Sort through the data and copy the lines holding the word "Orvell".

• _Supplied material_:
↓

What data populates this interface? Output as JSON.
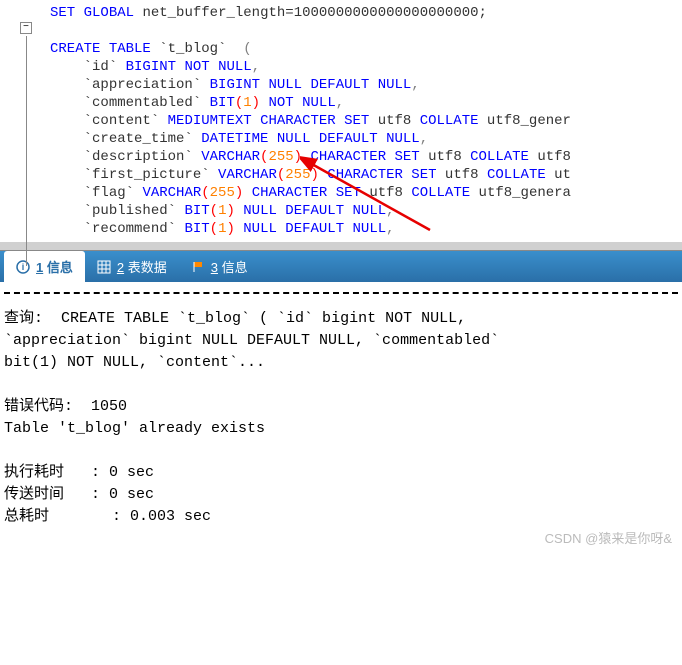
{
  "code": {
    "line1": {
      "set": "SET",
      "global": "GLOBAL",
      "var": "net_buffer_length",
      "val": "1000000000000000000000;"
    },
    "line2": "",
    "line3": {
      "create": "CREATE",
      "table": "TABLE",
      "name": "`t_blog`",
      "paren": "("
    },
    "line4": {
      "col": "`id`",
      "type": "BIGINT",
      "not": "NOT",
      "null": "NULL",
      "comma": ","
    },
    "line5": {
      "col": "`appreciation`",
      "type": "BIGINT",
      "null1": "NULL",
      "default": "DEFAULT",
      "null2": "NULL",
      "comma": ","
    },
    "line6": {
      "col": "`commentabled`",
      "type": "BIT",
      "num": "1",
      "not": "NOT",
      "null": "NULL",
      "comma": ","
    },
    "line7": {
      "col": "`content`",
      "type": "MEDIUMTEXT",
      "charset": "CHARACTER SET",
      "utf8": "utf8",
      "collate": "COLLATE",
      "coll": "utf8_gener"
    },
    "line8": {
      "col": "`create_time`",
      "type": "DATETIME",
      "null1": "NULL",
      "default": "DEFAULT",
      "null2": "NULL",
      "comma": ","
    },
    "line9": {
      "col": "`description`",
      "type": "VARCHAR",
      "num": "255",
      "charset": "CHARACTER SET",
      "utf8": "utf8",
      "collate": "COLLATE",
      "coll": "utf8"
    },
    "line10": {
      "col": "`first_picture`",
      "type": "VARCHAR",
      "num": "255",
      "charset": "CHARACTER SET",
      "utf8": "utf8",
      "collate": "COLLATE",
      "coll": "ut"
    },
    "line11": {
      "col": "`flag`",
      "type": "VARCHAR",
      "num": "255",
      "charset": "CHARACTER SET",
      "utf8": "utf8",
      "collate": "COLLATE",
      "coll": "utf8_genera"
    },
    "line12": {
      "col": "`published`",
      "type": "BIT",
      "num": "1",
      "null1": "NULL",
      "default": "DEFAULT",
      "null2": "NULL",
      "comma": ","
    },
    "line13": {
      "col": "`recommend`",
      "type": "BIT",
      "num": "1",
      "null1": "NULL",
      "default": "DEFAULT",
      "null2": "NULL",
      "comma": ","
    }
  },
  "tabs": {
    "tab1": {
      "num": "1",
      "label": "信息"
    },
    "tab2": {
      "num": "2",
      "label": "表数据"
    },
    "tab3": {
      "num": "3",
      "label": "信息"
    }
  },
  "output": {
    "query_label": "查询:",
    "query_text": "  CREATE TABLE `t_blog` ( `id` bigint NOT NULL,\n`appreciation` bigint NULL DEFAULT NULL, `commentabled`\nbit(1) NOT NULL, `content`...",
    "error_label": "错误代码:",
    "error_code": "1050",
    "error_msg": "Table 't_blog' already exists",
    "exec_label": "执行耗时",
    "exec_val": "0 sec",
    "send_label": "传送时间",
    "send_val": "0 sec",
    "total_label": "总耗时",
    "total_val": "0.003 sec"
  },
  "watermark": "CSDN @猿来是你呀&"
}
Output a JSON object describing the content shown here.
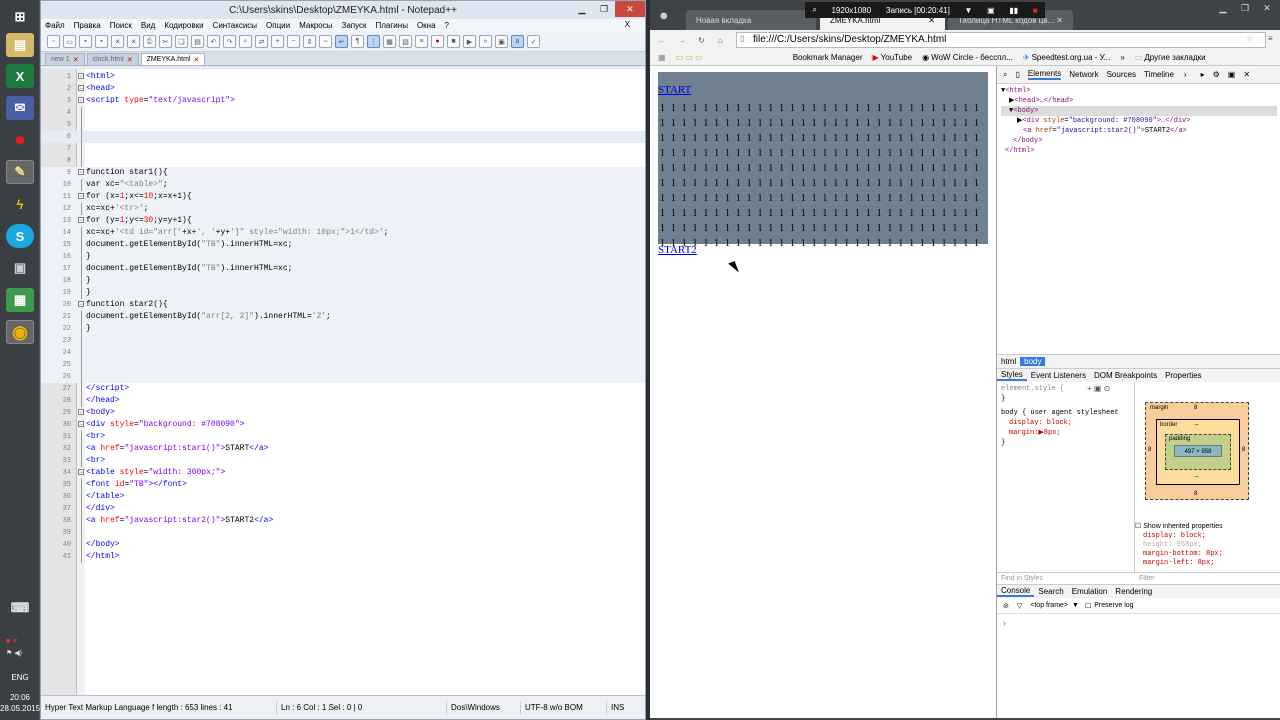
{
  "taskbar": {
    "icons": [
      "windows-start-icon",
      "folder-icon",
      "excel-icon",
      "outlook-icon",
      "opera-icon",
      "notepadpp-icon",
      "winamp-icon",
      "skype-icon",
      "explorer-icon",
      "excel2-icon",
      "chrome-icon"
    ],
    "lang": "ENG",
    "time": "20:06",
    "date": "28.05.2015"
  },
  "notepad": {
    "title": "C:\\Users\\skins\\Desktop\\ZMEYKA.html - Notepad++",
    "menu": [
      "Файл",
      "Правка",
      "Поиск",
      "Вид",
      "Кодировки",
      "Синтаксисы",
      "Опции",
      "Макросы",
      "Запуск",
      "Плагины",
      "Окна",
      "?"
    ],
    "close_x": "X",
    "tabs": [
      {
        "label": "new 1"
      },
      {
        "label": "clock.html"
      },
      {
        "label": "ZMEYKA.html"
      }
    ],
    "status": {
      "type": "Hyper Text Markup Language f length : 653    lines : 41",
      "pos": "Ln : 6    Col : 1    Sel : 0 | 0",
      "eol": "Dos\\Windows",
      "enc": "UTF-8 w/o BOM",
      "mode": "INS"
    }
  },
  "chrome": {
    "tabs": [
      "Новая вкладка",
      "ZMEYKA.html",
      "Таблица HTML кодов цв..."
    ],
    "recorder": {
      "res": "1920x1080",
      "rec": "Запись [00:20:41]"
    },
    "url": "file:///C:/Users/skins/Desktop/ZMEYKA.html",
    "bookmarks": [
      "Bookmark Manager",
      "YouTube",
      "WoW Circle - бесспл...",
      "Speedtest.org.ua - У...",
      "»",
      "Другие закладки"
    ],
    "page": {
      "start": "START",
      "start2": "START2",
      "cell": "1"
    },
    "devtools": {
      "top_tabs": [
        "Elements",
        "Network",
        "Sources",
        "Timeline"
      ],
      "bread": [
        "html",
        "body"
      ],
      "style_tabs": [
        "Styles",
        "Event Listeners",
        "DOM Breakpoints",
        "Properties"
      ],
      "styles_element": "element.style {",
      "styles_body": "body {   user agent stylesheet",
      "prop1": "display: block;",
      "prop2": "margin:▶8px;",
      "box": {
        "margin": "margin",
        "border": "border",
        "padding": "padding",
        "content": "497 × 958",
        "m": "8",
        "dash": "–"
      },
      "show_inherited": "Show inherited properties",
      "computed": [
        "display: block;",
        "height: 958px;",
        "margin-bottom: 8px;",
        "margin-left: 8px;"
      ],
      "find": "Find in Styles",
      "filter": "Filter",
      "console_tabs": [
        "Console",
        "Search",
        "Emulation",
        "Rendering"
      ],
      "top_frame": "<top frame>",
      "preserve_log": "Preserve log",
      "prompt": "›"
    }
  }
}
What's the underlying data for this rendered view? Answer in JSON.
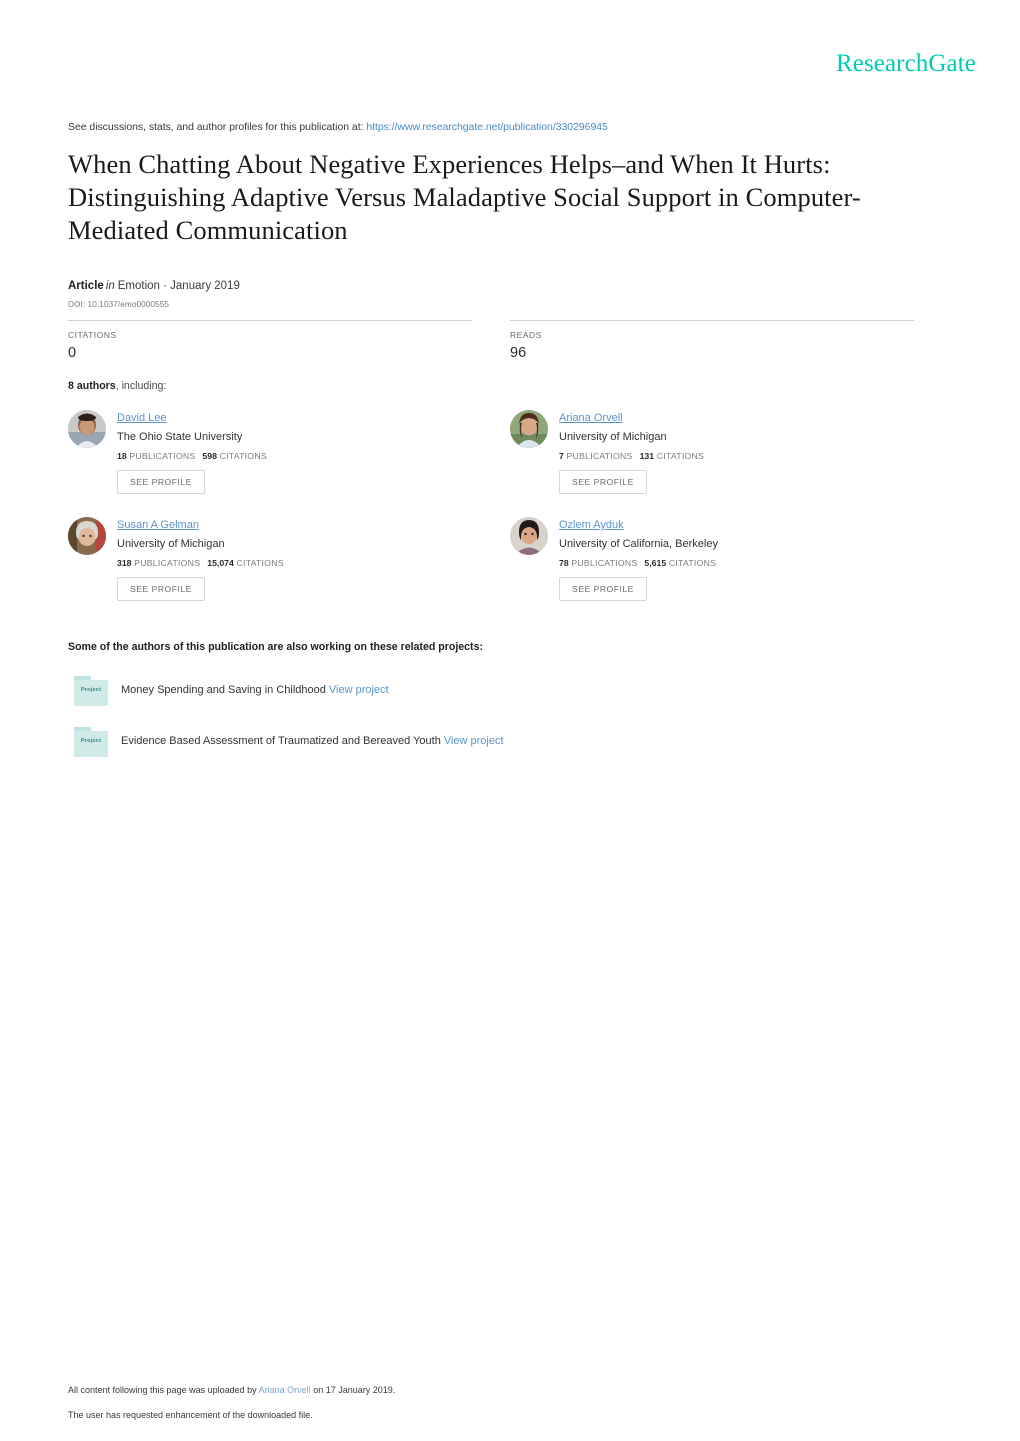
{
  "brand": {
    "logo_text": "ResearchGate",
    "logo_color": "#00ccb1"
  },
  "discussion": {
    "prefix": "See discussions, stats, and author profiles for this publication at:",
    "url": "https://www.researchgate.net/publication/330296945"
  },
  "publication": {
    "title": "When Chatting About Negative Experiences Helps–and When It Hurts: Distinguishing Adaptive Versus Maladaptive Social Support in Computer-Mediated Communication",
    "type": "Article",
    "in_word": "in",
    "venue": "Emotion · January 2019",
    "doi": "DOI: 10.1037/emo0000555"
  },
  "stats": [
    {
      "label": "CITATIONS",
      "value": "0"
    },
    {
      "label": "READS",
      "value": "96"
    }
  ],
  "authors_heading": {
    "count": "8 authors",
    "suffix": ", including:"
  },
  "authors": [
    {
      "name": "David Lee",
      "affiliation": "The Ohio State University",
      "publications": "18",
      "publications_label": "PUBLICATIONS",
      "citations": "598",
      "citations_label": "CITATIONS",
      "profile_button": "SEE PROFILE"
    },
    {
      "name": "Ariana Orvell",
      "affiliation": "University of Michigan",
      "publications": "7",
      "publications_label": "PUBLICATIONS",
      "citations": "131",
      "citations_label": "CITATIONS",
      "profile_button": "SEE PROFILE"
    },
    {
      "name": "Susan A Gelman",
      "affiliation": "University of Michigan",
      "publications": "318",
      "publications_label": "PUBLICATIONS",
      "citations": "15,074",
      "citations_label": "CITATIONS",
      "profile_button": "SEE PROFILE"
    },
    {
      "name": "Ozlem Ayduk",
      "affiliation": "University of California, Berkeley",
      "publications": "78",
      "publications_label": "PUBLICATIONS",
      "citations": "5,615",
      "citations_label": "CITATIONS",
      "profile_button": "SEE PROFILE"
    }
  ],
  "projects_heading": "Some of the authors of this publication are also working on these related projects:",
  "projects": [
    {
      "icon_label": "Project",
      "title": "Money Spending and Saving in Childhood",
      "link_text": "View project"
    },
    {
      "icon_label": "Project",
      "title": "Evidence Based Assessment of Traumatized and Bereaved Youth",
      "link_text": "View project"
    }
  ],
  "footer": {
    "upload_prefix": "All content following this page was uploaded by",
    "upload_author": "Ariana Orvell",
    "upload_suffix": "on 17 January 2019.",
    "enhancement_note": "The user has requested enhancement of the downloaded file."
  }
}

↑

• _Result below_:
      "name": "Ariana Orvell",
    "upload_author": "Ariana Orvell",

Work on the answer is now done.